Work instructions - Determine the number of lines where "test" occurs and reply with that number by itself.

Information provided -
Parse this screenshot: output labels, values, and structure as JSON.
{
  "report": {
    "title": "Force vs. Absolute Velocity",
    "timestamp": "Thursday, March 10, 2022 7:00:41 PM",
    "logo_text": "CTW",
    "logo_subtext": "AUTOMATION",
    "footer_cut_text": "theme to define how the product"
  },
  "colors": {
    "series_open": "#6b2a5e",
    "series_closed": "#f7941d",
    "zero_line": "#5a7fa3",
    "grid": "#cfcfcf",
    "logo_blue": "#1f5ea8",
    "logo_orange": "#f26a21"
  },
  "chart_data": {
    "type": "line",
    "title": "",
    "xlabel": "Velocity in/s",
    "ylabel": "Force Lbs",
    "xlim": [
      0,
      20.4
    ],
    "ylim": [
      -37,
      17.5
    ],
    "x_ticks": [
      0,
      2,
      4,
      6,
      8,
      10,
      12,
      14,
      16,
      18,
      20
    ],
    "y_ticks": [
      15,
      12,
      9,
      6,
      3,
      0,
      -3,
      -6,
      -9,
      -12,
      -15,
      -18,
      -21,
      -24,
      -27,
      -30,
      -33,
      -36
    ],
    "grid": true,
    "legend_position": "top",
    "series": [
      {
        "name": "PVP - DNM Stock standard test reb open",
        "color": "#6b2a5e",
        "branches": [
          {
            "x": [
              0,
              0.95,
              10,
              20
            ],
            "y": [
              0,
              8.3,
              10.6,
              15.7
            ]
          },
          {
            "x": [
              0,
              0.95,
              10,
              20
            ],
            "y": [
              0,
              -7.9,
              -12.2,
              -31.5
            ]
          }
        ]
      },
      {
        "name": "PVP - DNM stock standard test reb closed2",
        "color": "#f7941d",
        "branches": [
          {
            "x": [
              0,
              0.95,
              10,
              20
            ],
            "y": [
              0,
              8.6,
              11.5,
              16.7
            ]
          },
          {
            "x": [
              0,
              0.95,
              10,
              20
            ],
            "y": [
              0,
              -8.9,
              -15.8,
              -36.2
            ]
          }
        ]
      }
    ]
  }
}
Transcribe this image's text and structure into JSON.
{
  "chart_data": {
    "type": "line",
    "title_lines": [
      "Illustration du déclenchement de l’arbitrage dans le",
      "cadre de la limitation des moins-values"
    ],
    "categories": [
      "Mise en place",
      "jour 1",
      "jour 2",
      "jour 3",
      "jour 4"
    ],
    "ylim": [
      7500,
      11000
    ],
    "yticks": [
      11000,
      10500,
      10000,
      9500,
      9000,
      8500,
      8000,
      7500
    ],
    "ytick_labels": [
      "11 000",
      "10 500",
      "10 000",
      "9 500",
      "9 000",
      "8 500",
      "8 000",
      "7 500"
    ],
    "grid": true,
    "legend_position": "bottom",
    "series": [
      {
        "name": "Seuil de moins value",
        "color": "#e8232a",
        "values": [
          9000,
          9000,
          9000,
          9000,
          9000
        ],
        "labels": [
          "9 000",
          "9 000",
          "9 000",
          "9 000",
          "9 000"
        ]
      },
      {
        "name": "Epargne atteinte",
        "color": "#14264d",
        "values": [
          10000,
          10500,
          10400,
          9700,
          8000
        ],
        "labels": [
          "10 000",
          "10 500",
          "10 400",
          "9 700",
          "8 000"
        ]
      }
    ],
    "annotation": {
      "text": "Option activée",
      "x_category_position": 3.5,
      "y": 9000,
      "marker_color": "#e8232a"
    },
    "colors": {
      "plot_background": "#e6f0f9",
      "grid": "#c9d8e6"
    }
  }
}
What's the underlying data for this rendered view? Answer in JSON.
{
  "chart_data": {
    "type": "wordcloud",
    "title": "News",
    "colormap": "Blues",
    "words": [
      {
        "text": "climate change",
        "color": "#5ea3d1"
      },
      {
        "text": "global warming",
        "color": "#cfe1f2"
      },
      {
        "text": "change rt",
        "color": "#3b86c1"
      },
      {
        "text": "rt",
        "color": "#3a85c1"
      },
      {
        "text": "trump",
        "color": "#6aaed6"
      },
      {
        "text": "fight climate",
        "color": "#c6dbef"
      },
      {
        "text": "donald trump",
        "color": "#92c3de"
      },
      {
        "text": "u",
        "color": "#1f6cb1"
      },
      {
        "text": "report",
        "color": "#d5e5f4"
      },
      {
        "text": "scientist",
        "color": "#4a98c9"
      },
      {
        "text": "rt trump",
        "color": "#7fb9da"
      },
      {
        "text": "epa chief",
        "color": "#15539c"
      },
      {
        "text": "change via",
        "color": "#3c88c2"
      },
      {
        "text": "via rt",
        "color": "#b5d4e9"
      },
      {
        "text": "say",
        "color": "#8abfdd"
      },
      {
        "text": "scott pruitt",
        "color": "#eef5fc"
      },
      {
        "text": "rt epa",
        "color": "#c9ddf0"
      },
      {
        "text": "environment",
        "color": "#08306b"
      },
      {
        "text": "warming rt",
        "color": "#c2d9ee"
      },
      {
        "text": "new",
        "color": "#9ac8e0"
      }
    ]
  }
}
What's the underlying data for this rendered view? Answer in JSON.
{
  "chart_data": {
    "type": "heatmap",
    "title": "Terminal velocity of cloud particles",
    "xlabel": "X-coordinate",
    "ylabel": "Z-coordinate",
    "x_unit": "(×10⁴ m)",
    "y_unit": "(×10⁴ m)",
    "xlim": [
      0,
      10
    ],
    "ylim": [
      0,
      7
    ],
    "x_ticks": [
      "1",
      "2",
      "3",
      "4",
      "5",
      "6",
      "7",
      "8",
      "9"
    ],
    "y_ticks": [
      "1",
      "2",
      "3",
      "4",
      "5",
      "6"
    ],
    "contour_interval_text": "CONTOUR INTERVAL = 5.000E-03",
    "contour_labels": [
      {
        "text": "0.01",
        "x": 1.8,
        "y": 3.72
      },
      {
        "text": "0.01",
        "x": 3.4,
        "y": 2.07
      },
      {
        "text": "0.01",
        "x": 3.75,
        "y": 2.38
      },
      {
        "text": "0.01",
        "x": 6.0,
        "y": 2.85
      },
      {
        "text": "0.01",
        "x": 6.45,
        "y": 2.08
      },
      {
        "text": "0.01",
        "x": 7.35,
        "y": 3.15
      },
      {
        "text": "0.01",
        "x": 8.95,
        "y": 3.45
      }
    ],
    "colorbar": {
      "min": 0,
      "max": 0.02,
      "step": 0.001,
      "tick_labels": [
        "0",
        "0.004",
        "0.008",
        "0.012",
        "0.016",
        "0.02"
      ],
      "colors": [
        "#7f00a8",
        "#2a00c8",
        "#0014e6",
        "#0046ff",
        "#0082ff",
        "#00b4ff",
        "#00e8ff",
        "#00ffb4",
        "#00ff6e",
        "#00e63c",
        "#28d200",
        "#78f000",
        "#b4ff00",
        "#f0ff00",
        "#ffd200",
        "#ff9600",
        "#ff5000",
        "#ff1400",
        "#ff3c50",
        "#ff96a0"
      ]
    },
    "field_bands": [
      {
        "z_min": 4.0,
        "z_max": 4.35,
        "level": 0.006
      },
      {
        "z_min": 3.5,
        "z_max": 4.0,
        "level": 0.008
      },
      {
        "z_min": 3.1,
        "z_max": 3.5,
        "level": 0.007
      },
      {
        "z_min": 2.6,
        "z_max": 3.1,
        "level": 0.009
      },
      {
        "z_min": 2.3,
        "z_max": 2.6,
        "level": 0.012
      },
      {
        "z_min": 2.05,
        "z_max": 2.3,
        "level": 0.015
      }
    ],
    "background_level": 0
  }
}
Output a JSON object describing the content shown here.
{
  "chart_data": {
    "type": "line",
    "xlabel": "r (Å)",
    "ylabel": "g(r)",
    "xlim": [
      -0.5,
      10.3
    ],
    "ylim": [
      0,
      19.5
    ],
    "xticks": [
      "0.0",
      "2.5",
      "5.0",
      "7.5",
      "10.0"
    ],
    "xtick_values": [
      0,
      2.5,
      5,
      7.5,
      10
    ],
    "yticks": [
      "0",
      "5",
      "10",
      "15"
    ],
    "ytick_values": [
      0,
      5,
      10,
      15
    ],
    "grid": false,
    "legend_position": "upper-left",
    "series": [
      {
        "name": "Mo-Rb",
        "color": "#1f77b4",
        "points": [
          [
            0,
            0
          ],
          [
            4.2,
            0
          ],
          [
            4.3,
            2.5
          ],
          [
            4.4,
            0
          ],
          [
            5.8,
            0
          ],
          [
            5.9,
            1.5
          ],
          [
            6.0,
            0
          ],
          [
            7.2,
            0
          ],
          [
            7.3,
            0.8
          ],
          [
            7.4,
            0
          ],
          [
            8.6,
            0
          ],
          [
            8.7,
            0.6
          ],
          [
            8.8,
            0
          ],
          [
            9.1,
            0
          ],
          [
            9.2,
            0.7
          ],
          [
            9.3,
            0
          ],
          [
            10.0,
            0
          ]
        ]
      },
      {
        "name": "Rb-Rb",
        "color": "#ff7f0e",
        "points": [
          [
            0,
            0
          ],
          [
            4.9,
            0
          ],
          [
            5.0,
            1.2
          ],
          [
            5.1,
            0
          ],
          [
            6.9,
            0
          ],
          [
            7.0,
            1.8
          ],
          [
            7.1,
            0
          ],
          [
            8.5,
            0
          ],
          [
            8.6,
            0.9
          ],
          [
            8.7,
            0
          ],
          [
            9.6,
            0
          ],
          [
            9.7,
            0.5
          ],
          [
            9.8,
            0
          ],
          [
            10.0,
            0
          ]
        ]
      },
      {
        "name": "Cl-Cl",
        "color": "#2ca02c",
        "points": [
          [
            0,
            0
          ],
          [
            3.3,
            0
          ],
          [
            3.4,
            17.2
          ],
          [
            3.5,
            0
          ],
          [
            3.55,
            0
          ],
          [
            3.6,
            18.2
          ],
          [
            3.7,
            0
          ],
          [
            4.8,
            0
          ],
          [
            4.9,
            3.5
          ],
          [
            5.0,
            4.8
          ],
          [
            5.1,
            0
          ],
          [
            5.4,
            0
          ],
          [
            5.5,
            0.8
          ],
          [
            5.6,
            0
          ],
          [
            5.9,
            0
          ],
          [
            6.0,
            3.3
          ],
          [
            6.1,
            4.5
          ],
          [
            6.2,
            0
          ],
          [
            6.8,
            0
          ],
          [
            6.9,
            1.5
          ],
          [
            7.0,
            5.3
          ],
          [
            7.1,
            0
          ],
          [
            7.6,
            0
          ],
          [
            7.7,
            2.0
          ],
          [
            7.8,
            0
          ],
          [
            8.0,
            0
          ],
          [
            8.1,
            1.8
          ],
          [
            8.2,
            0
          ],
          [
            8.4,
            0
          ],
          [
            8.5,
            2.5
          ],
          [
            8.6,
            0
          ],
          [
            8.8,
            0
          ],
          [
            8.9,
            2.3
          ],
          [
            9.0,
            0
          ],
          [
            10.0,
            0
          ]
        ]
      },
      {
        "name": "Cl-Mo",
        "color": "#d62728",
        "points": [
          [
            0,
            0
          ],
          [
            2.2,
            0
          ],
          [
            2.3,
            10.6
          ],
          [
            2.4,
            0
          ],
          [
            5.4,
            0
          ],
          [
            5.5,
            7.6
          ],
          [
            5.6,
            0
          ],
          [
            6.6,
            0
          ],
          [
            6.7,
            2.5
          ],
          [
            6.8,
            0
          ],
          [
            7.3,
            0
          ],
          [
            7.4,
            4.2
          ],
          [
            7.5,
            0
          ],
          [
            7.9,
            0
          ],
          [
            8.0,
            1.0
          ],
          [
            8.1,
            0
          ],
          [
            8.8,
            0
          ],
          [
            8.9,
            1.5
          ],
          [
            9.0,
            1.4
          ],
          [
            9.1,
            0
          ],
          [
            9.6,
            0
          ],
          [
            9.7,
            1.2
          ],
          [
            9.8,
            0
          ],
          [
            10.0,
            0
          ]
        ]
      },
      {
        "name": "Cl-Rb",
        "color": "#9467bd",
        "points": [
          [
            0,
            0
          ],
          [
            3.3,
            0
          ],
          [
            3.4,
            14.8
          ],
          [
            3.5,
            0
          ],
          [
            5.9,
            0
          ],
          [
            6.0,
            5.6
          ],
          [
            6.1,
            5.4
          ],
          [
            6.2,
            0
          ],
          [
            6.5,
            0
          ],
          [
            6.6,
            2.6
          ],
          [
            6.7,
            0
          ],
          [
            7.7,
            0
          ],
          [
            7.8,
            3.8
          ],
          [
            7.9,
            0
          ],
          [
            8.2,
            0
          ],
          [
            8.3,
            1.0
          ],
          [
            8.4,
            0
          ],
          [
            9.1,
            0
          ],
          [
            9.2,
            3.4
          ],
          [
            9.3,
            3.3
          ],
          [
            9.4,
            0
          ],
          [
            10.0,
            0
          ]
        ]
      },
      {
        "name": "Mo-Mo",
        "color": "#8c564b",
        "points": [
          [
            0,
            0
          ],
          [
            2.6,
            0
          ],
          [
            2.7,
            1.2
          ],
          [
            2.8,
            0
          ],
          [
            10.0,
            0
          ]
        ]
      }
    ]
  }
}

Written solution - 2